_TO BE DONE_. For the entries below, how many lines include the word "JSON"? Give the figure and nothing more.

## begin RECORD EXTRACTS

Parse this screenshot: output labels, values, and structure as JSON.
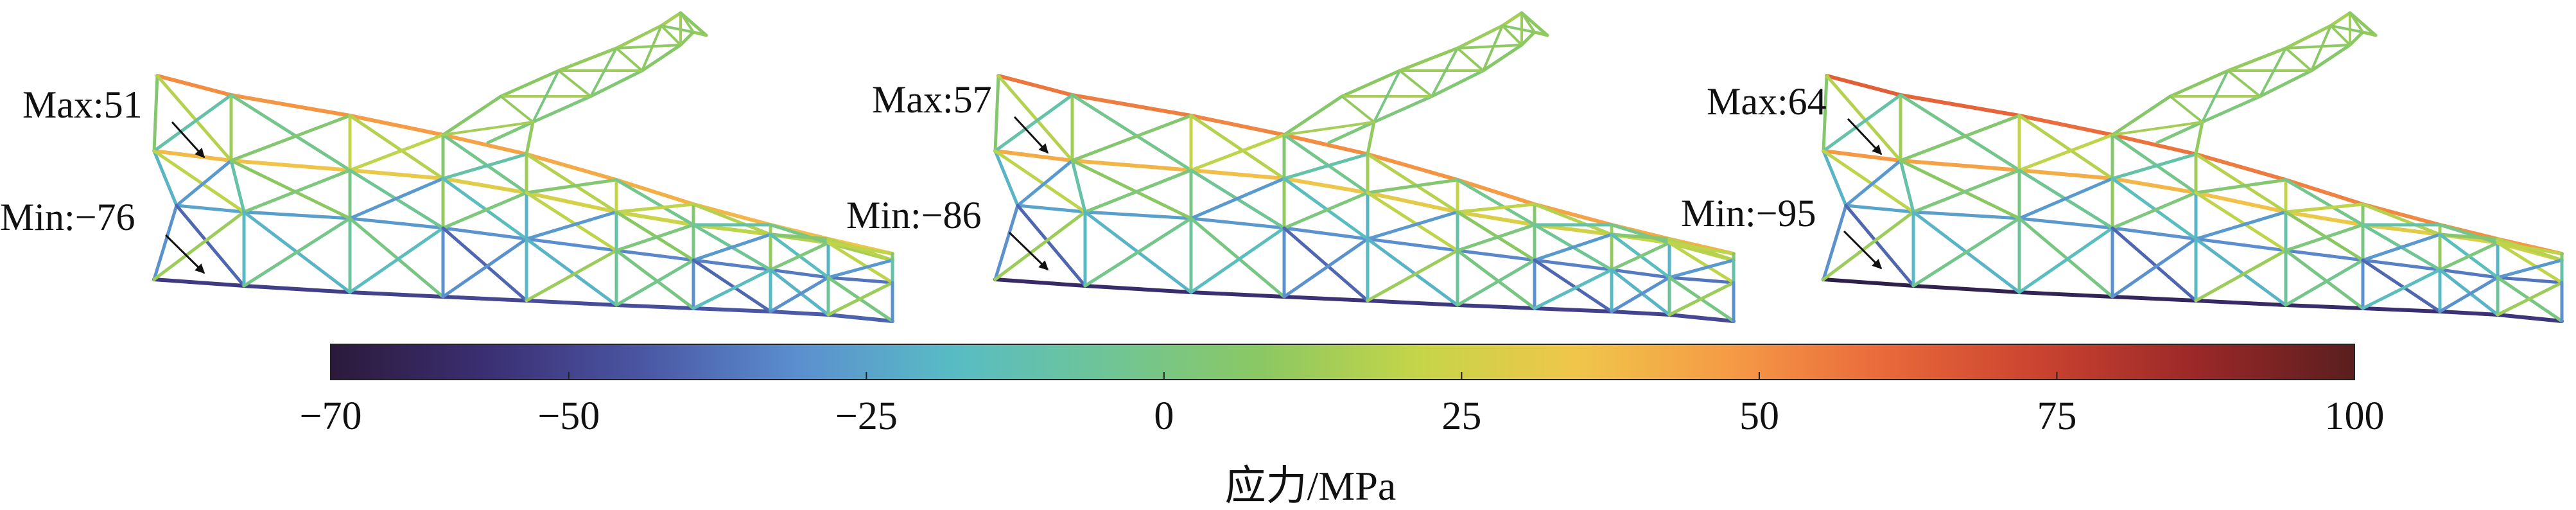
{
  "panels": [
    {
      "max_label": "Max:51",
      "min_label": "Min:−76",
      "max": 51,
      "min": -76
    },
    {
      "max_label": "Max:57",
      "min_label": "Min:−86",
      "max": 57,
      "min": -86
    },
    {
      "max_label": "Max:64",
      "min_label": "Min:−95",
      "max": 64,
      "min": -95
    }
  ],
  "colorbar": {
    "min": -70,
    "max": 100,
    "ticks": [
      {
        "value": -70,
        "label": "−70"
      },
      {
        "value": -50,
        "label": "−50"
      },
      {
        "value": -25,
        "label": "−25"
      },
      {
        "value": 0,
        "label": "0"
      },
      {
        "value": 25,
        "label": "25"
      },
      {
        "value": 50,
        "label": "50"
      },
      {
        "value": 75,
        "label": "75"
      },
      {
        "value": 100,
        "label": "100"
      }
    ],
    "title": "应力/MPa",
    "stops": [
      "#2b1a3a",
      "#3b2f73",
      "#4a56a3",
      "#5b8fcf",
      "#58bcc4",
      "#6fc596",
      "#8cc862",
      "#c6d548",
      "#f0c64a",
      "#f59a45",
      "#e9683a",
      "#c9422f",
      "#9a2828",
      "#5a1e1e"
    ]
  }
}
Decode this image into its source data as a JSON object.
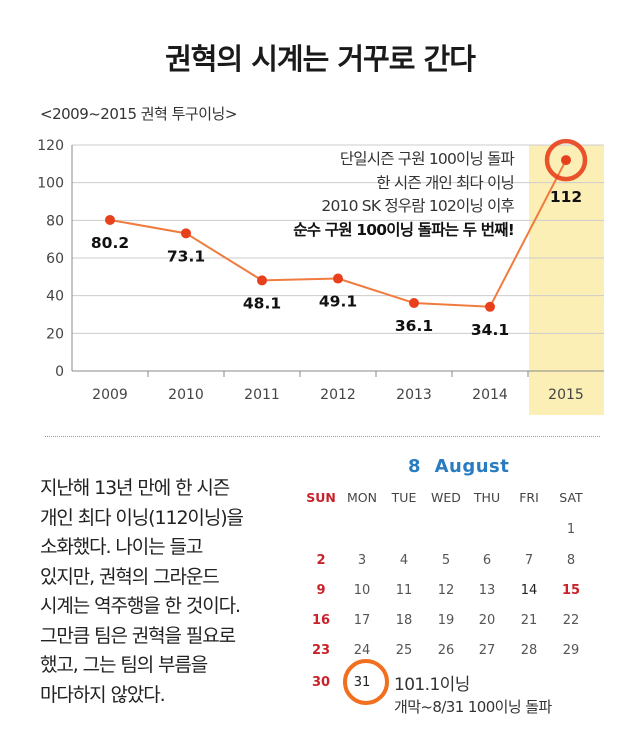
{
  "title": "권혁의 시계는 거꾸로 간다",
  "chart_data": {
    "type": "line",
    "title": "<2009~2015 권혁 투구이닝>",
    "categories": [
      "2009",
      "2010",
      "2011",
      "2012",
      "2013",
      "2014",
      "2015"
    ],
    "values": [
      80.2,
      73.1,
      48.1,
      49.1,
      36.1,
      34.1,
      112
    ],
    "value_labels": [
      "80.2",
      "73.1",
      "48.1",
      "49.1",
      "36.1",
      "34.1",
      "112"
    ],
    "ylim": [
      0,
      120
    ],
    "yticks": [
      "0",
      "20",
      "40",
      "60",
      "80",
      "100",
      "120"
    ],
    "grid": true,
    "highlight_category": "2015",
    "line_color": "#f07b3f",
    "marker_color": "#e8401c",
    "highlight_bg": "#fbefb5",
    "annotation": {
      "lines": [
        "단일시즌 구원 100이닝 돌파",
        "한 시즌 개인 최다 이닝",
        "2010 SK 정우람 102이닝 이후"
      ],
      "strong": "순수 구원 100이닝 돌파는 두 번째!"
    }
  },
  "paragraph": [
    "지난해 13년 만에 한 시즌",
    "개인 최다 이닝(112이닝)을",
    "소화했다. 나이는 들고",
    "있지만, 권혁의 그라운드",
    "시계는 역주행을 한 것이다.",
    "그만큼 팀은 권혁을 필요로",
    "했고, 그는 팀의 부름을",
    "마다하지 않았다."
  ],
  "calendar": {
    "month_number": "8",
    "month_name": "August",
    "weekdays": [
      "SUN",
      "MON",
      "TUE",
      "WED",
      "THU",
      "FRI",
      "SAT"
    ],
    "weeks": [
      [
        "",
        "",
        "",
        "",
        "",
        "",
        "1"
      ],
      [
        "2",
        "3",
        "4",
        "5",
        "6",
        "7",
        "8"
      ],
      [
        "9",
        "10",
        "11",
        "12",
        "13",
        "14",
        "15"
      ],
      [
        "16",
        "17",
        "18",
        "19",
        "20",
        "21",
        "22"
      ],
      [
        "23",
        "24",
        "25",
        "26",
        "27",
        "28",
        "29"
      ],
      [
        "30",
        "31",
        "",
        "",
        "",
        "",
        ""
      ]
    ],
    "highlight_day": "31",
    "note_big": "101.1이닝",
    "note_small": "개막~8/31 100이닝 돌파",
    "accent_color": "#2a7cc0",
    "holiday_color": "#c8222a",
    "circle_color": "#f07020"
  }
}
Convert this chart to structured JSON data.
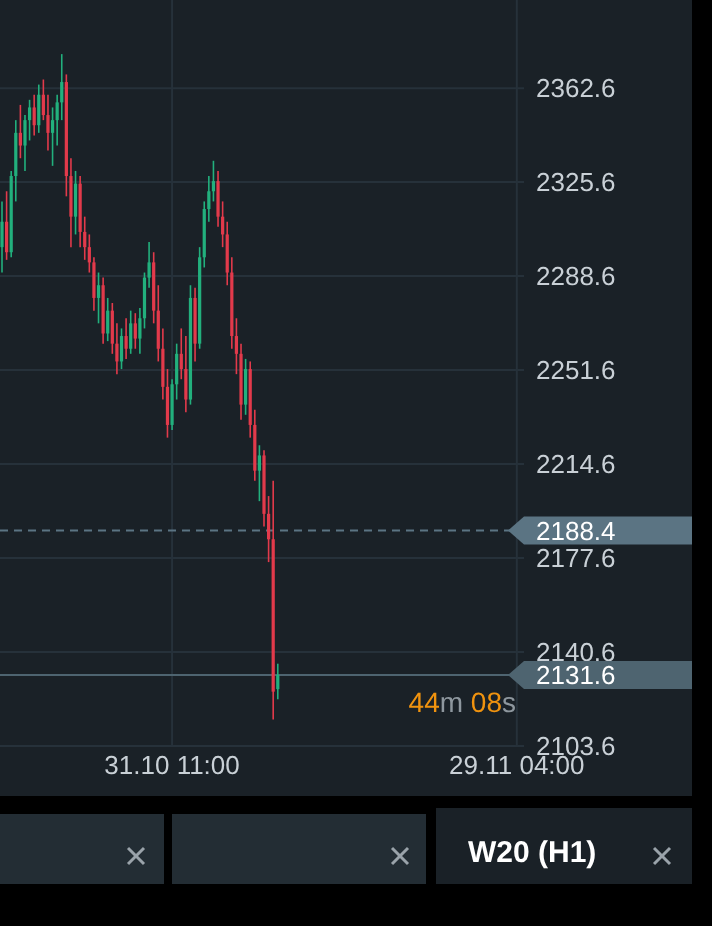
{
  "chart_data": {
    "type": "candlestick",
    "title": "W20 (H1)",
    "categories": [
      null,
      null,
      null,
      null,
      null,
      null,
      null,
      null,
      null,
      null,
      null,
      null,
      null,
      null,
      null,
      null,
      null,
      null,
      null,
      null,
      null,
      null,
      null,
      null,
      null,
      null,
      null,
      null,
      null,
      null,
      null,
      null,
      null,
      null,
      null,
      null,
      null,
      "31.10 11:00",
      null,
      null,
      null,
      null,
      null,
      null,
      null,
      null,
      null,
      null,
      null,
      null,
      null,
      null,
      null,
      null,
      null,
      null,
      null,
      null,
      null,
      null,
      null,
      null,
      null,
      null,
      null,
      null,
      null,
      null,
      null,
      null,
      null,
      null,
      null,
      null,
      null,
      null,
      null,
      null,
      null,
      null,
      null,
      null,
      null,
      null,
      null,
      null,
      null,
      null,
      null,
      null,
      null,
      null,
      null,
      null,
      null,
      null,
      null,
      null,
      null,
      null,
      null,
      null,
      null,
      null,
      null,
      null,
      null,
      null,
      null,
      null,
      null,
      null,
      "29.11 04:00",
      null,
      null
    ],
    "ohlc": [
      [
        2300,
        2318,
        2290,
        2310
      ],
      [
        2310,
        2322,
        2295,
        2298
      ],
      [
        2298,
        2330,
        2296,
        2328
      ],
      [
        2328,
        2350,
        2318,
        2345
      ],
      [
        2345,
        2356,
        2335,
        2340
      ],
      [
        2340,
        2352,
        2330,
        2350
      ],
      [
        2350,
        2358,
        2342,
        2355
      ],
      [
        2355,
        2360,
        2344,
        2348
      ],
      [
        2348,
        2364,
        2345,
        2360
      ],
      [
        2360,
        2366,
        2350,
        2352
      ],
      [
        2352,
        2360,
        2338,
        2345
      ],
      [
        2345,
        2355,
        2332,
        2350
      ],
      [
        2350,
        2360,
        2340,
        2357
      ],
      [
        2357,
        2376,
        2350,
        2365
      ],
      [
        2365,
        2368,
        2320,
        2328
      ],
      [
        2328,
        2335,
        2300,
        2312
      ],
      [
        2312,
        2330,
        2305,
        2325
      ],
      [
        2325,
        2328,
        2300,
        2306
      ],
      [
        2306,
        2312,
        2295,
        2300
      ],
      [
        2300,
        2305,
        2290,
        2294
      ],
      [
        2294,
        2296,
        2275,
        2280
      ],
      [
        2280,
        2290,
        2270,
        2285
      ],
      [
        2285,
        2288,
        2262,
        2266
      ],
      [
        2266,
        2280,
        2263,
        2275
      ],
      [
        2275,
        2278,
        2258,
        2262
      ],
      [
        2262,
        2270,
        2250,
        2255
      ],
      [
        2255,
        2268,
        2252,
        2265
      ],
      [
        2265,
        2272,
        2256,
        2260
      ],
      [
        2260,
        2275,
        2258,
        2270
      ],
      [
        2270,
        2274,
        2260,
        2264
      ],
      [
        2264,
        2276,
        2258,
        2272
      ],
      [
        2272,
        2290,
        2268,
        2288
      ],
      [
        2288,
        2302,
        2284,
        2294
      ],
      [
        2294,
        2298,
        2270,
        2275
      ],
      [
        2275,
        2285,
        2255,
        2260
      ],
      [
        2260,
        2268,
        2240,
        2245
      ],
      [
        2245,
        2252,
        2225,
        2230
      ],
      [
        2230,
        2248,
        2228,
        2246
      ],
      [
        2246,
        2262,
        2240,
        2258
      ],
      [
        2258,
        2268,
        2248,
        2252
      ],
      [
        2252,
        2265,
        2235,
        2240
      ],
      [
        2240,
        2285,
        2238,
        2280
      ],
      [
        2280,
        2284,
        2255,
        2262
      ],
      [
        2262,
        2300,
        2260,
        2296
      ],
      [
        2296,
        2318,
        2292,
        2315
      ],
      [
        2315,
        2328,
        2310,
        2322
      ],
      [
        2322,
        2334,
        2318,
        2326
      ],
      [
        2326,
        2330,
        2308,
        2312
      ],
      [
        2312,
        2318,
        2300,
        2305
      ],
      [
        2305,
        2310,
        2285,
        2290
      ],
      [
        2290,
        2296,
        2260,
        2265
      ],
      [
        2265,
        2272,
        2250,
        2258
      ],
      [
        2258,
        2262,
        2232,
        2238
      ],
      [
        2238,
        2256,
        2234,
        2252
      ],
      [
        2252,
        2255,
        2225,
        2230
      ],
      [
        2230,
        2236,
        2208,
        2212
      ],
      [
        2212,
        2222,
        2200,
        2218
      ],
      [
        2218,
        2220,
        2190,
        2195
      ],
      [
        2195,
        2202,
        2176,
        2185
      ],
      [
        2185,
        2208,
        2114,
        2125
      ],
      [
        2126,
        2136,
        2122,
        2131.6
      ],
      null,
      null,
      null,
      null,
      null,
      null,
      null,
      null,
      null,
      null,
      null,
      null,
      null,
      null,
      null,
      null,
      null,
      null,
      null,
      null,
      null,
      null,
      null,
      null,
      null,
      null,
      null,
      null,
      null,
      null,
      null,
      null,
      null,
      null,
      null,
      null,
      null,
      null,
      null,
      null,
      null,
      null,
      null,
      null,
      null,
      null,
      null,
      null,
      null,
      null,
      null,
      null,
      null,
      null
    ],
    "colors": [
      "#22b07d",
      "#e23a4b",
      "#22b07d",
      "#22b07d",
      "#e23a4b",
      "#22b07d",
      "#22b07d",
      "#e23a4b",
      "#22b07d",
      "#e23a4b",
      "#e23a4b",
      "#22b07d",
      "#22b07d",
      "#22b07d",
      "#e23a4b",
      "#e23a4b",
      "#22b07d",
      "#e23a4b",
      "#e23a4b",
      "#e23a4b",
      "#e23a4b",
      "#22b07d",
      "#e23a4b",
      "#22b07d",
      "#e23a4b",
      "#e23a4b",
      "#22b07d",
      "#e23a4b",
      "#22b07d",
      "#e23a4b",
      "#22b07d",
      "#22b07d",
      "#22b07d",
      "#e23a4b",
      "#e23a4b",
      "#e23a4b",
      "#e23a4b",
      "#22b07d",
      "#22b07d",
      "#e23a4b",
      "#e23a4b",
      "#22b07d",
      "#e23a4b",
      "#22b07d",
      "#22b07d",
      "#22b07d",
      "#22b07d",
      "#e23a4b",
      "#e23a4b",
      "#e23a4b",
      "#e23a4b",
      "#e23a4b",
      "#e23a4b",
      "#22b07d",
      "#e23a4b",
      "#e23a4b",
      "#22b07d",
      "#e23a4b",
      "#e23a4b",
      "#e23a4b",
      "#22b07d",
      null,
      null,
      null,
      null,
      null,
      null,
      null,
      null,
      null,
      null,
      null,
      null,
      null,
      null,
      null,
      null,
      null,
      null,
      null,
      null,
      null,
      null,
      null,
      null,
      null,
      null,
      null,
      null,
      null,
      null,
      null,
      null,
      null,
      null,
      null,
      null,
      null,
      null,
      null,
      null,
      null,
      null,
      null,
      null,
      null,
      null,
      null,
      null,
      null,
      null,
      null,
      null,
      null,
      null
    ],
    "ylim": [
      2103.6,
      2397.3
    ],
    "yticks": [
      2103.6,
      2140.6,
      2177.6,
      2214.6,
      2251.6,
      2288.6,
      2325.6,
      2362.6
    ],
    "grid": true,
    "ref_lines": [
      {
        "axis": "y",
        "value": 2188.4,
        "label": "2188.4",
        "color": "#5b7483",
        "line_style": "dashed"
      },
      {
        "axis": "y",
        "value": 2131.6,
        "label": "2131.6",
        "color": "#4e6470",
        "line_style": "solid"
      }
    ],
    "annotations": [
      "44m 08s"
    ]
  }
}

## end RECORD EXTRACTS

_EXERCISE OUTPUT_. 3